[Extracted data entries]
--

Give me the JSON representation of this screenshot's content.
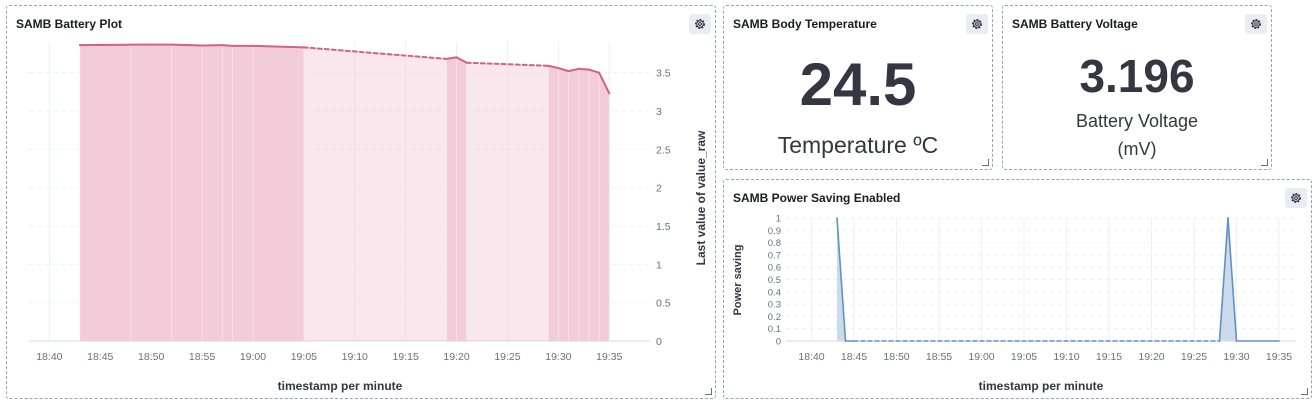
{
  "panels": {
    "battery_plot": {
      "title": "SAMB Battery Plot",
      "xlabel": "timestamp per minute",
      "ylabel": "Last value of value_raw"
    },
    "body_temperature": {
      "title": "SAMB Body Temperature",
      "value": "24.5",
      "label": "Temperature ºC"
    },
    "battery_voltage": {
      "title": "SAMB Battery Voltage",
      "value": "3.196",
      "label_line1": "Battery Voltage",
      "label_line2": "(mV)"
    },
    "power_saving": {
      "title": "SAMB Power Saving Enabled",
      "xlabel": "timestamp per minute",
      "ylabel": "Power saving"
    }
  },
  "icons": {
    "settings": "gear-icon",
    "resize": "resize-handle-icon"
  },
  "colors": {
    "battery_series": "#d36086",
    "battery_fill": "#f1c9d6",
    "power_series": "#6092c0",
    "power_fill": "#c5d6ea"
  },
  "chart_data": [
    {
      "id": "battery",
      "type": "area",
      "xlabel": "timestamp per minute",
      "ylabel": "Last value of value_raw",
      "ylim": [
        0,
        3.9
      ],
      "yticks": [
        0,
        0.5,
        1,
        1.5,
        2,
        2.5,
        3,
        3.5
      ],
      "ytick_labels": [
        "0",
        "0.5",
        "1",
        "1.5",
        "2",
        "2.5",
        "3",
        "3.5"
      ],
      "xlim": [
        "18:38",
        "19:39"
      ],
      "xticks": [
        "18:40",
        "18:45",
        "18:50",
        "18:55",
        "19:00",
        "19:05",
        "19:10",
        "19:15",
        "19:20",
        "19:25",
        "19:30",
        "19:35"
      ],
      "y_axis_position": "right",
      "grid": true,
      "series": [
        {
          "points": [
            [
              "18:43",
              3.86
            ],
            [
              "18:48",
              3.865
            ],
            [
              "18:52",
              3.865
            ],
            [
              "18:55",
              3.855
            ],
            [
              "18:57",
              3.86
            ],
            [
              "18:58",
              3.85
            ],
            [
              "19:00",
              3.85
            ],
            [
              "19:05",
              3.83
            ],
            [
              "19:19",
              3.68
            ],
            [
              "19:20",
              3.7
            ],
            [
              "19:21",
              3.63
            ],
            [
              "19:29",
              3.59
            ],
            [
              "19:30",
              3.56
            ],
            [
              "19:31",
              3.52
            ],
            [
              "19:32",
              3.55
            ],
            [
              "19:33",
              3.54
            ],
            [
              "19:34",
              3.5
            ],
            [
              "19:35",
              3.23
            ]
          ],
          "dashed_between": [
            [
              "19:05",
              "19:19"
            ],
            [
              "19:21",
              "19:29"
            ]
          ]
        }
      ]
    },
    {
      "id": "power_saving",
      "type": "area",
      "xlabel": "timestamp per minute",
      "ylabel": "Power saving",
      "ylim": [
        0,
        1
      ],
      "yticks": [
        0,
        0.1,
        0.2,
        0.3,
        0.4,
        0.5,
        0.6,
        0.7,
        0.8,
        0.9,
        1
      ],
      "ytick_labels": [
        "0",
        "0.1",
        "0.2",
        "0.3",
        "0.4",
        "0.5",
        "0.6",
        "0.7",
        "0.8",
        "0.9",
        "1"
      ],
      "xlim": [
        "18:37",
        "19:37"
      ],
      "xticks": [
        "18:40",
        "18:45",
        "18:50",
        "18:55",
        "19:00",
        "19:05",
        "19:10",
        "19:15",
        "19:20",
        "19:25",
        "19:30",
        "19:35"
      ],
      "y_axis_position": "left",
      "grid": true,
      "series": [
        {
          "points": [
            [
              "18:43",
              1
            ],
            [
              "18:44",
              0
            ],
            [
              "18:45",
              0
            ],
            [
              "19:28",
              0
            ],
            [
              "19:29",
              1
            ],
            [
              "19:30",
              0
            ],
            [
              "19:35",
              0
            ]
          ],
          "dashed_between": [
            [
              "18:45",
              "19:28"
            ]
          ]
        }
      ]
    }
  ]
}
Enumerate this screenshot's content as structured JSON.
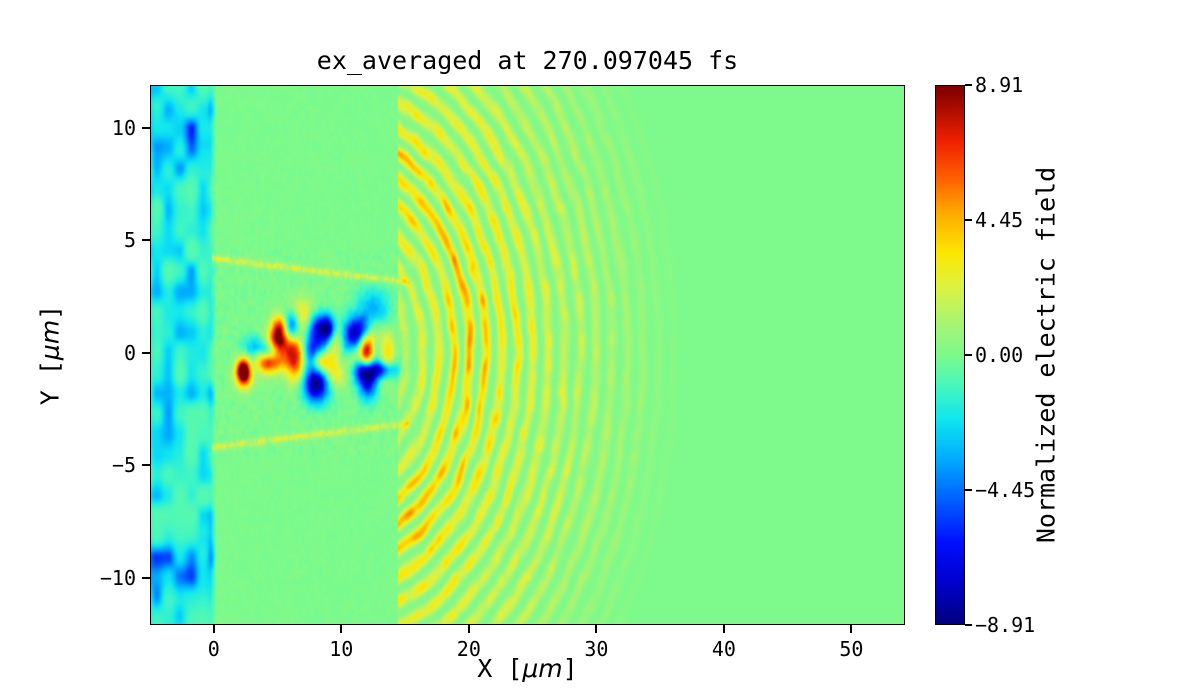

--

▶ [EXERCISE TASK]:
The data should be printed again unchanged; leave its pictures out.

▶ [ANSWER TO THE PROBLEM]:
Give me the JSON representation of this screenshot's content.
{
  "panels": {
    "battery_plot": {
      "title": "SAMB Battery Plot",
      "xlabel": "timestamp per minute",
      "ylabel": "Last value of value_raw"
    },
    "body_temperature": {
      "title": "SAMB Body Temperature",
      "value": "24.5",
      "label": "Temperature ºC"
    },
    "battery_voltage": {
      "title": "SAMB Battery Voltage",
      "value": "3.196",
      "label_line1": "Battery Voltage",
      "label_line2": "(mV)"
    },
    "power_saving": {
      "title": "SAMB Power Saving Enabled",
      "xlabel": "timestamp per minute",
      "ylabel": "Power saving"
    }
  },
  "icons": {
    "settings": "gear-icon",
    "resize": "resize-handle-icon"
  },
  "colors": {
    "battery_series": "#d36086",
    "battery_fill": "#f1c9d6",
    "power_series": "#6092c0",
    "power_fill": "#c5d6ea"
  },
  "chart_data": [
    {
      "id": "battery",
      "type": "area",
      "xlabel": "timestamp per minute",
      "ylabel": "Last value of value_raw",
      "ylim": [
        0,
        3.9
      ],
      "yticks": [
        0,
        0.5,
        1,
        1.5,
        2,
        2.5,
        3,
        3.5
      ],
      "ytick_labels": [
        "0",
        "0.5",
        "1",
        "1.5",
        "2",
        "2.5",
        "3",
        "3.5"
      ],
      "xlim": [
        "18:38",
        "19:39"
      ],
      "xticks": [
        "18:40",
        "18:45",
        "18:50",
        "18:55",
        "19:00",
        "19:05",
        "19:10",
        "19:15",
        "19:20",
        "19:25",
        "19:30",
        "19:35"
      ],
      "y_axis_position": "right",
      "grid": true,
      "series": [
        {
          "points": [
            [
              "18:43",
              3.86
            ],
            [
              "18:48",
              3.865
            ],
            [
              "18:52",
              3.865
            ],
            [
              "18:55",
              3.855
            ],
            [
              "18:57",
              3.86
            ],
            [
              "18:58",
              3.85
            ],
            [
              "19:00",
              3.85
            ],
            [
              "19:05",
              3.83
            ],
            [
              "19:19",
              3.68
            ],
            [
              "19:20",
              3.7
            ],
            [
              "19:21",
              3.63
            ],
            [
              "19:29",
              3.59
            ],
            [
              "19:30",
              3.56
            ],
            [
              "19:31",
              3.52
            ],
            [
              "19:32",
              3.55
            ],
            [
              "19:33",
              3.54
            ],
            [
              "19:34",
              3.5
            ],
            [
              "19:35",
              3.23
            ]
          ],
          "dashed_between": [
            [
              "19:05",
              "19:19"
            ],
            [
              "19:21",
              "19:29"
            ]
          ]
        }
      ]
    },
    {
      "id": "power_saving",
      "type": "area",
      "xlabel": "timestamp per minute",
      "ylabel": "Power saving",
      "ylim": [
        0,
        1
      ],
      "yticks": [
        0,
        0.1,
        0.2,
        0.3,
        0.4,
        0.5,
        0.6,
        0.7,
        0.8,
        0.9,
        1
      ],
      "ytick_labels": [
        "0",
        "0.1",
        "0.2",
        "0.3",
        "0.4",
        "0.5",
        "0.6",
        "0.7",
        "0.8",
        "0.9",
        "1"
      ],
      "xlim": [
        "18:37",
        "19:37"
      ],
      "xticks": [
        "18:40",
        "18:45",
        "18:50",
        "18:55",
        "19:00",
        "19:05",
        "19:10",
        "19:15",
        "19:20",
        "19:25",
        "19:30",
        "19:35"
      ],
      "y_axis_position": "left",
      "grid": true,
      "series": [
        {
          "points": [
            [
              "18:43",
              1
            ],
            [
              "18:44",
              0
            ],
            [
              "18:45",
              0
            ],
            [
              "19:28",
              0
            ],
            [
              "19:29",
              1
            ],
            [
              "19:30",
              0
            ],
            [
              "19:35",
              0
            ]
          ],
          "dashed_between": [
            [
              "18:45",
              "19:28"
            ]
          ]
        }
      ]
    }
  ]
}
Enumerate this screenshot's content as structured JSON.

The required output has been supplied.